>> start MATERIAL FOR THE TASK

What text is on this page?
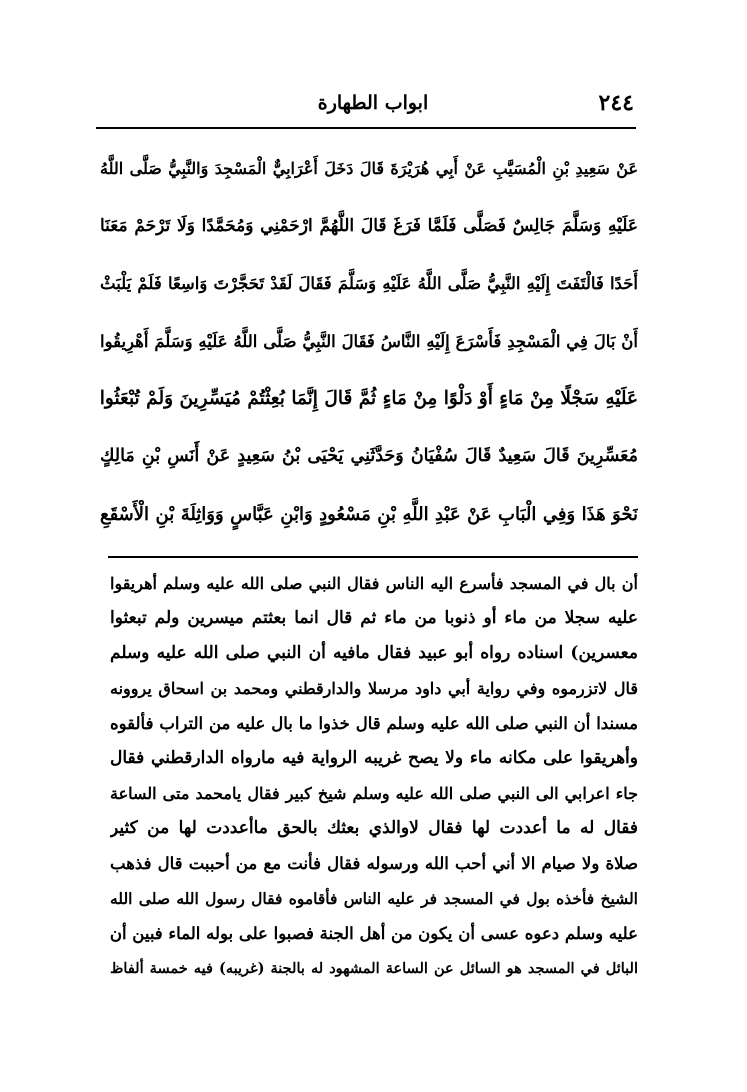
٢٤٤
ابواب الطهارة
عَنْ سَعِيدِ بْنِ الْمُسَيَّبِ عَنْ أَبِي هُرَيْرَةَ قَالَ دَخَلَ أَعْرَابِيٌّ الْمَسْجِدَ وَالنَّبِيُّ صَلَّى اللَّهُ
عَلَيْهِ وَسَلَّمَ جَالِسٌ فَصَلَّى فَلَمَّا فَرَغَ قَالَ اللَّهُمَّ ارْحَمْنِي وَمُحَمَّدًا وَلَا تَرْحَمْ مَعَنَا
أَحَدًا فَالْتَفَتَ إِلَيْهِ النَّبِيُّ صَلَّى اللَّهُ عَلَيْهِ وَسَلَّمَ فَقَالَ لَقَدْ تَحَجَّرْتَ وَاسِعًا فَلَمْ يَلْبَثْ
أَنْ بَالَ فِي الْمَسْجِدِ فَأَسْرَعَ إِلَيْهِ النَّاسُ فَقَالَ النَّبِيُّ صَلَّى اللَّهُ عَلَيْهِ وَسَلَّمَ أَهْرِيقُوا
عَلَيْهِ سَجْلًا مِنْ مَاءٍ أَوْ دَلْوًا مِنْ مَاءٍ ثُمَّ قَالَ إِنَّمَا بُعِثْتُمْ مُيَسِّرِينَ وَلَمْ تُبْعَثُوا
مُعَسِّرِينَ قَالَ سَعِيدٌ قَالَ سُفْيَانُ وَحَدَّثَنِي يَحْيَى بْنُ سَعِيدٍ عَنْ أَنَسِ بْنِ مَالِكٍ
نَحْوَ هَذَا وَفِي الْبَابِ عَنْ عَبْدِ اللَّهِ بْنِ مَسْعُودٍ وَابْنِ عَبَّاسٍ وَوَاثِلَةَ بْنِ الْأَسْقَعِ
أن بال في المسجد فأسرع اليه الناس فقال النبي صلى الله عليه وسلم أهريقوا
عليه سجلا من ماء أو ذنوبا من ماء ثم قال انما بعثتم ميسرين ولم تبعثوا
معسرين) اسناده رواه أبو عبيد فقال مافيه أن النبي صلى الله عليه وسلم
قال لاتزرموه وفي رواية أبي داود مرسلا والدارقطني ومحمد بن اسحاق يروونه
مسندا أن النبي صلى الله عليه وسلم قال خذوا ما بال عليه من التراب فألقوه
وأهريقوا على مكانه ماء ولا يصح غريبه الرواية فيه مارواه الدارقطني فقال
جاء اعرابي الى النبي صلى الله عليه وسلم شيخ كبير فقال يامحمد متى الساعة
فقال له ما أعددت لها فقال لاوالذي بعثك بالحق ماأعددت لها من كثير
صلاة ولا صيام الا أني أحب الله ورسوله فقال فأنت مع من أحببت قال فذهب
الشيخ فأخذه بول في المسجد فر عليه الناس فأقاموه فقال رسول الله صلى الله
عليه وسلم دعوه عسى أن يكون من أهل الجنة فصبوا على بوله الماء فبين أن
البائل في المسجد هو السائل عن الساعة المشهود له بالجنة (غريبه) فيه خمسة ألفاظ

>> end MATERIAL FOR THE TASK

WRITTEN REQUEST: Output the lines above in full and exactly as given, omitting any pictures.

REPLY TO THE TASK:
What text is on this page?
٢٤٤
ابواب الطهارة
عَنْ سَعِيدِ بْنِ الْمُسَيَّبِ عَنْ أَبِي هُرَيْرَةَ قَالَ دَخَلَ أَعْرَابِيٌّ الْمَسْجِدَ وَالنَّبِيُّ صَلَّى اللَّهُ
عَلَيْهِ وَسَلَّمَ جَالِسٌ فَصَلَّى فَلَمَّا فَرَغَ قَالَ اللَّهُمَّ ارْحَمْنِي وَمُحَمَّدًا وَلَا تَرْحَمْ مَعَنَا
أَحَدًا فَالْتَفَتَ إِلَيْهِ النَّبِيُّ صَلَّى اللَّهُ عَلَيْهِ وَسَلَّمَ فَقَالَ لَقَدْ تَحَجَّرْتَ وَاسِعًا فَلَمْ يَلْبَثْ
أَنْ بَالَ فِي الْمَسْجِدِ فَأَسْرَعَ إِلَيْهِ النَّاسُ فَقَالَ النَّبِيُّ صَلَّى اللَّهُ عَلَيْهِ وَسَلَّمَ أَهْرِيقُوا
عَلَيْهِ سَجْلًا مِنْ مَاءٍ أَوْ دَلْوًا مِنْ مَاءٍ ثُمَّ قَالَ إِنَّمَا بُعِثْتُمْ مُيَسِّرِينَ وَلَمْ تُبْعَثُوا
مُعَسِّرِينَ قَالَ سَعِيدٌ قَالَ سُفْيَانُ وَحَدَّثَنِي يَحْيَى بْنُ سَعِيدٍ عَنْ أَنَسِ بْنِ مَالِكٍ
نَحْوَ هَذَا وَفِي الْبَابِ عَنْ عَبْدِ اللَّهِ بْنِ مَسْعُودٍ وَابْنِ عَبَّاسٍ وَوَاثِلَةَ بْنِ الْأَسْقَعِ
أن بال في المسجد فأسرع اليه الناس فقال النبي صلى الله عليه وسلم أهريقوا
عليه سجلا من ماء أو ذنوبا من ماء ثم قال انما بعثتم ميسرين ولم تبعثوا
معسرين) اسناده رواه أبو عبيد فقال مافيه أن النبي صلى الله عليه وسلم
قال لاتزرموه وفي رواية أبي داود مرسلا والدارقطني ومحمد بن اسحاق يروونه
مسندا أن النبي صلى الله عليه وسلم قال خذوا ما بال عليه من التراب فألقوه
وأهريقوا على مكانه ماء ولا يصح غريبه الرواية فيه مارواه الدارقطني فقال
جاء اعرابي الى النبي صلى الله عليه وسلم شيخ كبير فقال يامحمد متى الساعة
فقال له ما أعددت لها فقال لاوالذي بعثك بالحق ماأعددت لها من كثير
صلاة ولا صيام الا أني أحب الله ورسوله فقال فأنت مع من أحببت قال فذهب
الشيخ فأخذه بول في المسجد فر عليه الناس فأقاموه فقال رسول الله صلى الله
عليه وسلم دعوه عسى أن يكون من أهل الجنة فصبوا على بوله الماء فبين أن
البائل في المسجد هو السائل عن الساعة المشهود له بالجنة (غريبه) فيه خمسة ألفاظ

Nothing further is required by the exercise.